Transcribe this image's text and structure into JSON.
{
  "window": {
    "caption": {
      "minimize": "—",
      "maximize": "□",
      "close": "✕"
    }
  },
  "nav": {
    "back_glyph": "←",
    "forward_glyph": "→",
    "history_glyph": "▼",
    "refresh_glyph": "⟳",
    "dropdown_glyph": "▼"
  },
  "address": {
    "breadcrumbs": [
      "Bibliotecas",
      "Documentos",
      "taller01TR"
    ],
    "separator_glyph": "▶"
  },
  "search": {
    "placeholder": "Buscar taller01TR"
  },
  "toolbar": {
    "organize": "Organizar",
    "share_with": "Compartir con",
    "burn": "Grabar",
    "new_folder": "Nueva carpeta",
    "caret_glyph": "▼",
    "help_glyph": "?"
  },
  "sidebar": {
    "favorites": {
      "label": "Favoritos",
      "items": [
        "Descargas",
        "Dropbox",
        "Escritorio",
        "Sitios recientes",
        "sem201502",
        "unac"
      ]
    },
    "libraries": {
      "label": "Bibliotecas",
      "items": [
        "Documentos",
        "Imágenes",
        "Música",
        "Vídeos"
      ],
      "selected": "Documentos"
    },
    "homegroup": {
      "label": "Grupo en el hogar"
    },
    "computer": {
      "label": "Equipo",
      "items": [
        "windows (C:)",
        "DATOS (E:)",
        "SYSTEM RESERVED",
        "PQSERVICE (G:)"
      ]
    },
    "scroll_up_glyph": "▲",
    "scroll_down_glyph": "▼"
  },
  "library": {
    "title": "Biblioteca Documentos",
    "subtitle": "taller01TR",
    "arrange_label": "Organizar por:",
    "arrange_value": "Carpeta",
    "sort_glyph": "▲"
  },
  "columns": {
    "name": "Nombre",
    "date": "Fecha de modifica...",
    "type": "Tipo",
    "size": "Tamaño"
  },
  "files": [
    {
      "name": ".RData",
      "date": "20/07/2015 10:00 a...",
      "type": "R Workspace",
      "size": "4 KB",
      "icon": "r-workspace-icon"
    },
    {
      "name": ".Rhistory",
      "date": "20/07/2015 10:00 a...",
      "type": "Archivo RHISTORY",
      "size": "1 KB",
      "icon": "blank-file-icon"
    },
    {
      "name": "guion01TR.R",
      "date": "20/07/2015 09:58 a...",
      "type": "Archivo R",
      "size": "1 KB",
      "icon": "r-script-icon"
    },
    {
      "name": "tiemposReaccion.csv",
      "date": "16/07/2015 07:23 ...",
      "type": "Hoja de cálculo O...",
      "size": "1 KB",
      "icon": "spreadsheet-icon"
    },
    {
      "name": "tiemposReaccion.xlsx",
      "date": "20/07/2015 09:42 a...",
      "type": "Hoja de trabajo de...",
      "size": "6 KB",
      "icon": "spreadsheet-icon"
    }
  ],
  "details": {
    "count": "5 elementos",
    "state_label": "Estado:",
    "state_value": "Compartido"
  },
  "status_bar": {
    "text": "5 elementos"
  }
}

◇ ◇ ◇ ◇ ◇

| What this task involves |
Nothing in the records may change; write them out again in full.

| Solution to this task |
Transcribe this image's text and structure into JSON.
{
  "window": {
    "caption": {
      "minimize": "—",
      "maximize": "□",
      "close": "✕"
    }
  },
  "nav": {
    "back_glyph": "←",
    "forward_glyph": "→",
    "history_glyph": "▼",
    "refresh_glyph": "⟳",
    "dropdown_glyph": "▼"
  },
  "address": {
    "breadcrumbs": [
      "Bibliotecas",
      "Documentos",
      "taller01TR"
    ],
    "separator_glyph": "▶"
  },
  "search": {
    "placeholder": "Buscar taller01TR"
  },
  "toolbar": {
    "organize": "Organizar",
    "share_with": "Compartir con",
    "burn": "Grabar",
    "new_folder": "Nueva carpeta",
    "caret_glyph": "▼",
    "help_glyph": "?"
  },
  "sidebar": {
    "favorites": {
      "label": "Favoritos",
      "items": [
        "Descargas",
        "Dropbox",
        "Escritorio",
        "Sitios recientes",
        "sem201502",
        "unac"
      ]
    },
    "libraries": {
      "label": "Bibliotecas",
      "items": [
        "Documentos",
        "Imágenes",
        "Música",
        "Vídeos"
      ],
      "selected": "Documentos"
    },
    "homegroup": {
      "label": "Grupo en el hogar"
    },
    "computer": {
      "label": "Equipo",
      "items": [
        "windows (C:)",
        "DATOS (E:)",
        "SYSTEM RESERVED",
        "PQSERVICE (G:)"
      ]
    },
    "scroll_up_glyph": "▲",
    "scroll_down_glyph": "▼"
  },
  "library": {
    "title": "Biblioteca Documentos",
    "subtitle": "taller01TR",
    "arrange_label": "Organizar por:",
    "arrange_value": "Carpeta",
    "sort_glyph": "▲"
  },
  "columns": {
    "name": "Nombre",
    "date": "Fecha de modifica...",
    "type": "Tipo",
    "size": "Tamaño"
  },
  "files": [
    {
      "name": ".RData",
      "date": "20/07/2015 10:00 a...",
      "type": "R Workspace",
      "size": "4 KB",
      "icon": "r-workspace-icon"
    },
    {
      "name": ".Rhistory",
      "date": "20/07/2015 10:00 a...",
      "type": "Archivo RHISTORY",
      "size": "1 KB",
      "icon": "blank-file-icon"
    },
    {
      "name": "guion01TR.R",
      "date": "20/07/2015 09:58 a...",
      "type": "Archivo R",
      "size": "1 KB",
      "icon": "r-script-icon"
    },
    {
      "name": "tiemposReaccion.csv",
      "date": "16/07/2015 07:23 ...",
      "type": "Hoja de cálculo O...",
      "size": "1 KB",
      "icon": "spreadsheet-icon"
    },
    {
      "name": "tiemposReaccion.xlsx",
      "date": "20/07/2015 09:42 a...",
      "type": "Hoja de trabajo de...",
      "size": "6 KB",
      "icon": "spreadsheet-icon"
    }
  ],
  "details": {
    "count": "5 elementos",
    "state_label": "Estado:",
    "state_value": "Compartido"
  },
  "status_bar": {
    "text": "5 elementos"
  }
}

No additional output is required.